──────── SUPPLIED RECORDS ────────

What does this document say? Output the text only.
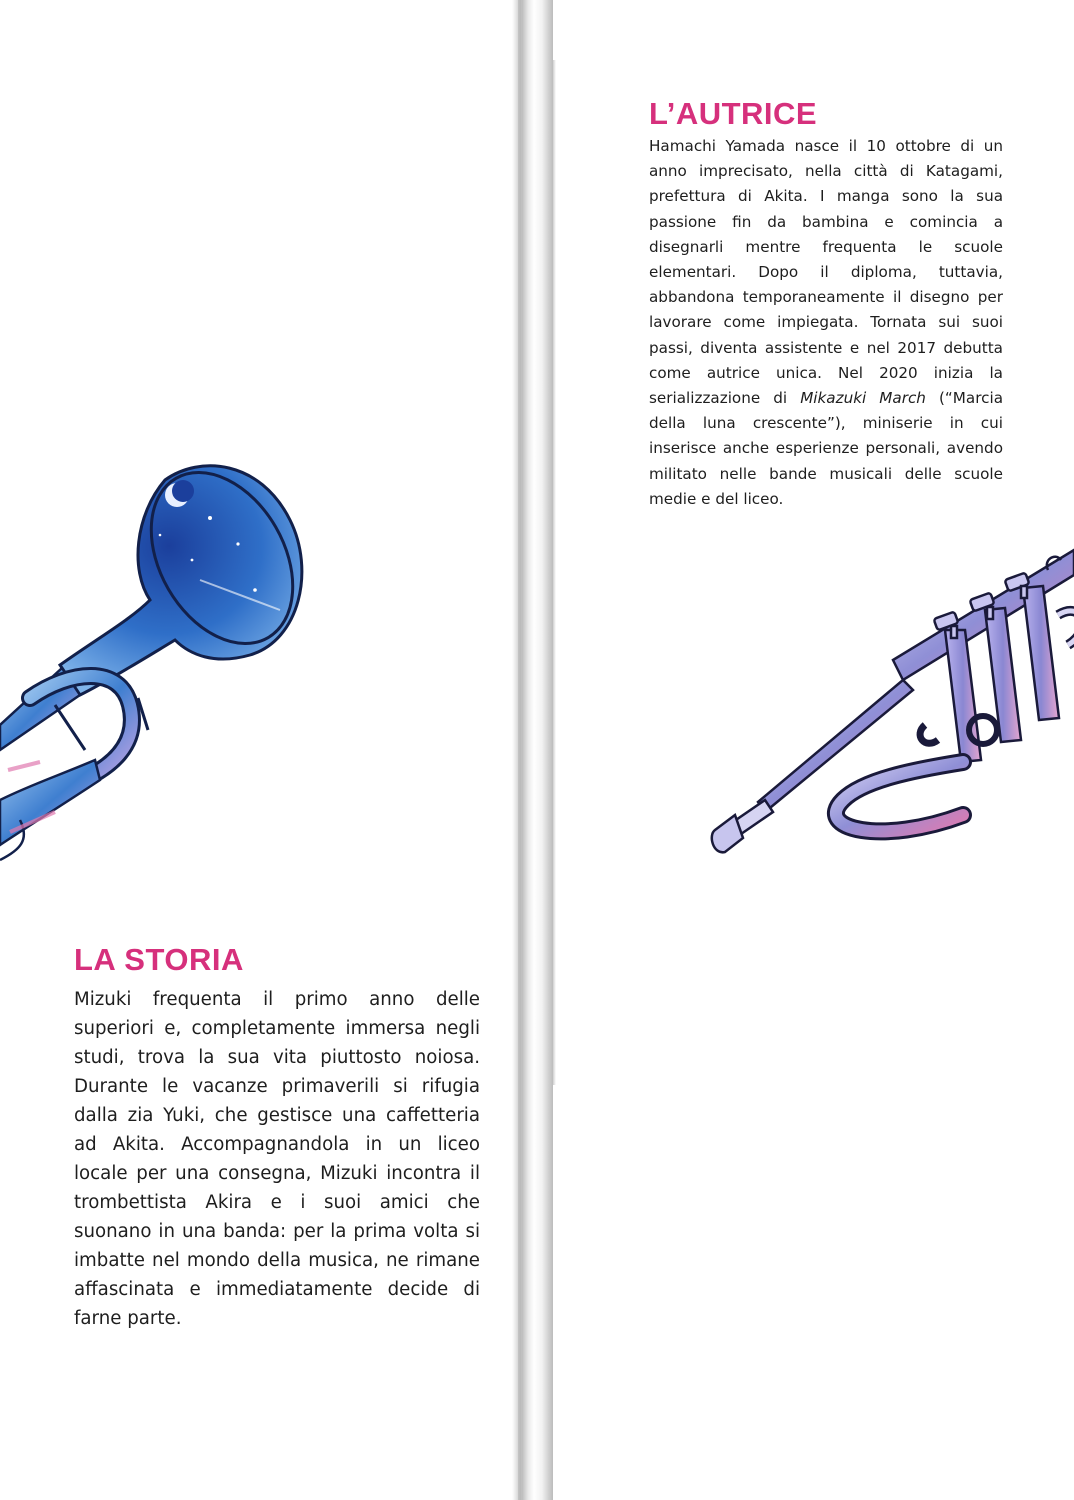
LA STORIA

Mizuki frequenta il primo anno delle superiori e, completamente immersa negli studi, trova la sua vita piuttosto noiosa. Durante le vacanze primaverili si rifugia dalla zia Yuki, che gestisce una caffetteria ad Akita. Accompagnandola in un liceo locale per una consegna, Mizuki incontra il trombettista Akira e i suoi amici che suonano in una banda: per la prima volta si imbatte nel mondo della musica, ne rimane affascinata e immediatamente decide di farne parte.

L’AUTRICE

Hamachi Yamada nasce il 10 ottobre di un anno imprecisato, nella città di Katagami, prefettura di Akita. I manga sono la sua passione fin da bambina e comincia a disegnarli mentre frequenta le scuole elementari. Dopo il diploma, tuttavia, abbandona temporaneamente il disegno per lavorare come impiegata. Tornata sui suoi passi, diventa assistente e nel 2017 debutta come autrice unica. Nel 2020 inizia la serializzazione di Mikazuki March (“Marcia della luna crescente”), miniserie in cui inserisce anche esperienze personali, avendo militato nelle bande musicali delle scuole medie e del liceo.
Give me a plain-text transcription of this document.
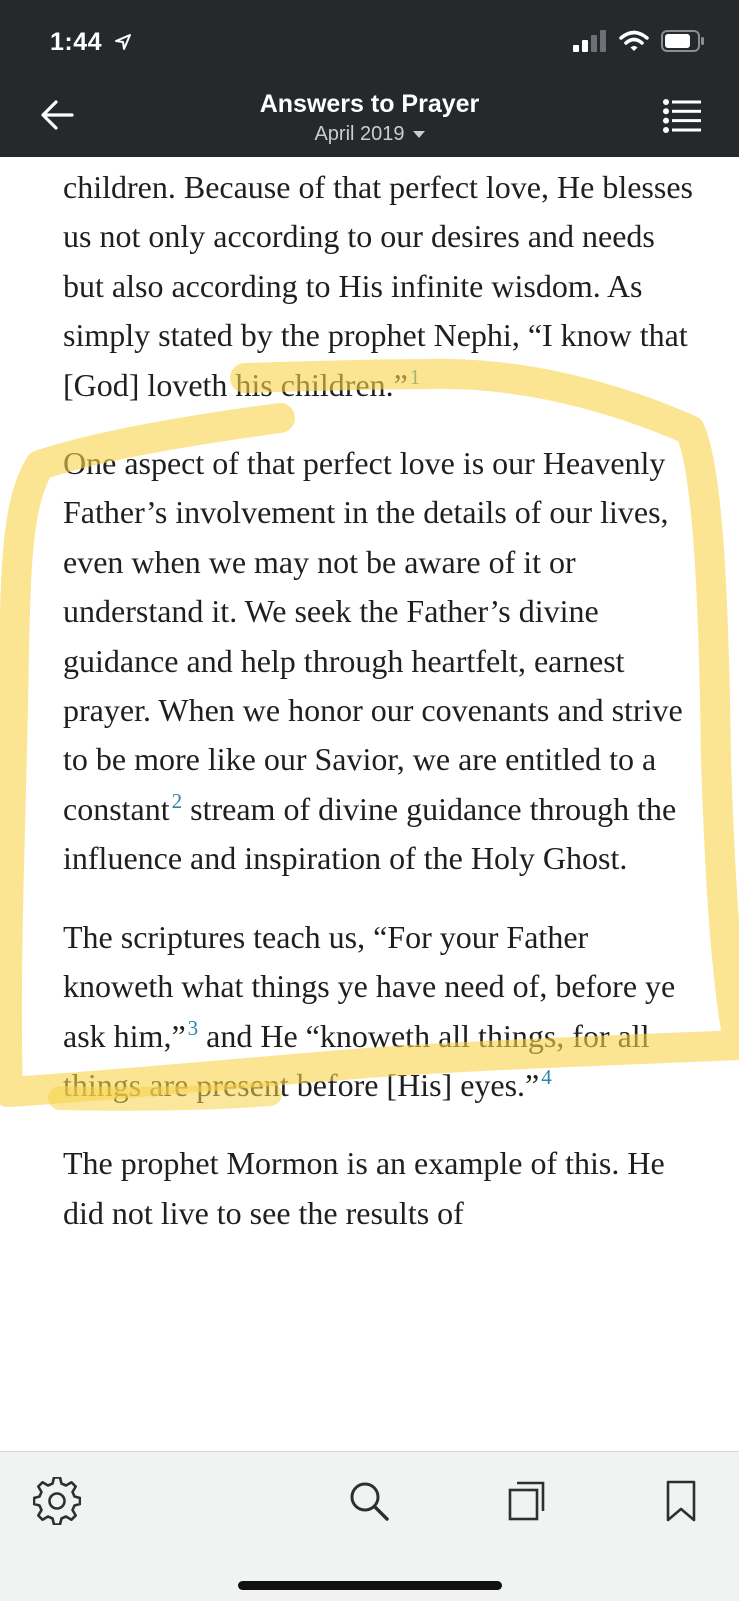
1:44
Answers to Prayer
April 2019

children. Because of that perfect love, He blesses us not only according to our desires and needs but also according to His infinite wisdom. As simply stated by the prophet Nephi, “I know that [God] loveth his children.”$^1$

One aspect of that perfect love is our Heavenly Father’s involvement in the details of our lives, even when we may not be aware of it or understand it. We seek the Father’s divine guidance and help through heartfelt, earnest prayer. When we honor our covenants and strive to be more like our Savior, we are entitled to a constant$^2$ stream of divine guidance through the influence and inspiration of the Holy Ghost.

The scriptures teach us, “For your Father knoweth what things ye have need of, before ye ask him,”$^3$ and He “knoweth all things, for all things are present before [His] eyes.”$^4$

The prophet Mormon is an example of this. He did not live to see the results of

────────
──────── SUPPLIED RECORDS ────────

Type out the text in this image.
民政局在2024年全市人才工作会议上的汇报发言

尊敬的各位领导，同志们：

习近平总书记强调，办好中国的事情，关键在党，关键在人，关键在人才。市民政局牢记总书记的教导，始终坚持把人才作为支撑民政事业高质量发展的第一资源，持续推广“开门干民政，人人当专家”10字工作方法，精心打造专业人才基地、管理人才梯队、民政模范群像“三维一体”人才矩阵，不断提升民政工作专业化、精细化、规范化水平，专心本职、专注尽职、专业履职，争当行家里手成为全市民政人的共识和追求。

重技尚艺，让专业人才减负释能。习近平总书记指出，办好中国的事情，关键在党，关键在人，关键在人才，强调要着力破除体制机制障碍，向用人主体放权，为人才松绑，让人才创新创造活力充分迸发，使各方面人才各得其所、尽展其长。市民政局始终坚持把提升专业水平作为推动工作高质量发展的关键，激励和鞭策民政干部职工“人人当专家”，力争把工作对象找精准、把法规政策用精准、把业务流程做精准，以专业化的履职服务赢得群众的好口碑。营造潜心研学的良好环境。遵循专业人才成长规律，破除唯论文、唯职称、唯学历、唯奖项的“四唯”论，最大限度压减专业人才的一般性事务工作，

────────

Choose all lines containing the string "关键在党" and copy them out.

» RESPONSE TO THIS TASK
习近平总书记强调，办好中国的事情，关键在党，关键在人，关键在人才。市民政局牢记总书记的教导，始终坚持把人才作为支撑民政事业高质量发展的第一资源，持续推广“开门干民政，人人当专家”10字工作方法，精心打造专业人才基地、管理人才梯队、民政模范群像“三维一体”人才矩阵，不断提升民政工作专业化、精细化、规范化水平，专心本职、专注尽职、专业履职，争当行家里手成为全市民政人的共识和追求。
重技尚艺，让专业人才减负释能。习近平总书记指出，办好中国的事情，关键在党，关键在人，关键在人才，强调要着力破除体制机制障碍，向用人主体放权，为人才松绑，让人才创新创造活力充分迸发，使各方面人才各得其所、尽展其长。市民政局始终坚持把提升专业水平作为推动工作高质量发展的关键，激励和鞭策民政干部职工“人人当专家”，力争把工作对象找精准、把法规政策用精准、把业务流程做精准，以专业化的履职服务赢得群众的好口碑。营造潜心研学的良好环境。遵循专业人才成长规律，破除唯论文、唯职称、唯学历、唯奖项的“四唯”论，最大限度压减专业人才的一般性事务工作，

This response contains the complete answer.